Recuerdos de Arenales y mi pasado otaku en los 90s.
Grietas en los cultos comerciales limeños

El brillo que veía en mis ojos ante la televisión después de llegar del colegio, las tardes infinitas tarareando las canciones de Sakura Cardcaptor y todas esas veces que pretendía que mi escoba era el báculo de sakura, daban indicios que yo sería una fiel otaku en el centro comercial Arenales. Un otaku limeño es un fanático -casi religioso – seguidor del anime que tiene una “enfermiza” relación con éstos productos culturales y frecuenta Arenales. Yo, al igual que muchos, usaba este término peyorativo con orgullo para describir mi compromiso con la cultura pop japonesa y las reunas otaku en este centro comercial.


El universo otaku consumió 8 años de mi vida. El 2002, llegué por primera vez al C.C. Arenales. Sólo existían 4 ó 5 tiendas dedicadas al anime y una de ellas era Sugoi; que además de comercializar productos culturales japoneses, también era responsable de una publicación emergente dedicada a la crónica y crítica del manga y el anime. Recuerdo que muchos pasillos eran tenebrosos, la luz no llegaba a ellos pero de lejos algunos posters coloridos proclamaban que alguna vez habrían sido populares puntos de encuentro en Lima. Este texto busca ser una relectura del C.C. Arenales por medio de una breve evaluación histórica del recinto y los cultos comerciales que lo habitan. Espera ser una alternativa a lecturas de Arenales asociadas a peligrosos fanatismos o peculiares subculturas que aun habitan este edificio.

------------------------------

**INSTRUCCIÓN DADA:**
Responde, por favor, estas preguntas sobre el texto de Arenales:
(a) ¿Las canciones de qué serie tarareaba durante las tardes?
(b) ¿En qué año llegó por primera vez al C.C. Arenales?
(c) Además de comercializar productos culturales japoneses, ¿de qué era responsable la tienda Sugoi?

**DATOS PROPORCIONADOS:**
------------------------------

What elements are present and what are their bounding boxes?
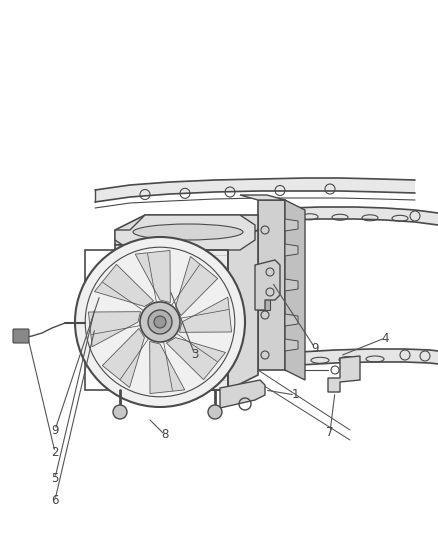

------------------------------

**LA RESPUESTA:**
(a) De Sakura Cardcaptor.
(b) En 2002.
(c) De una publicación emergente dedicada a la crónica y crítica del manga y el anime.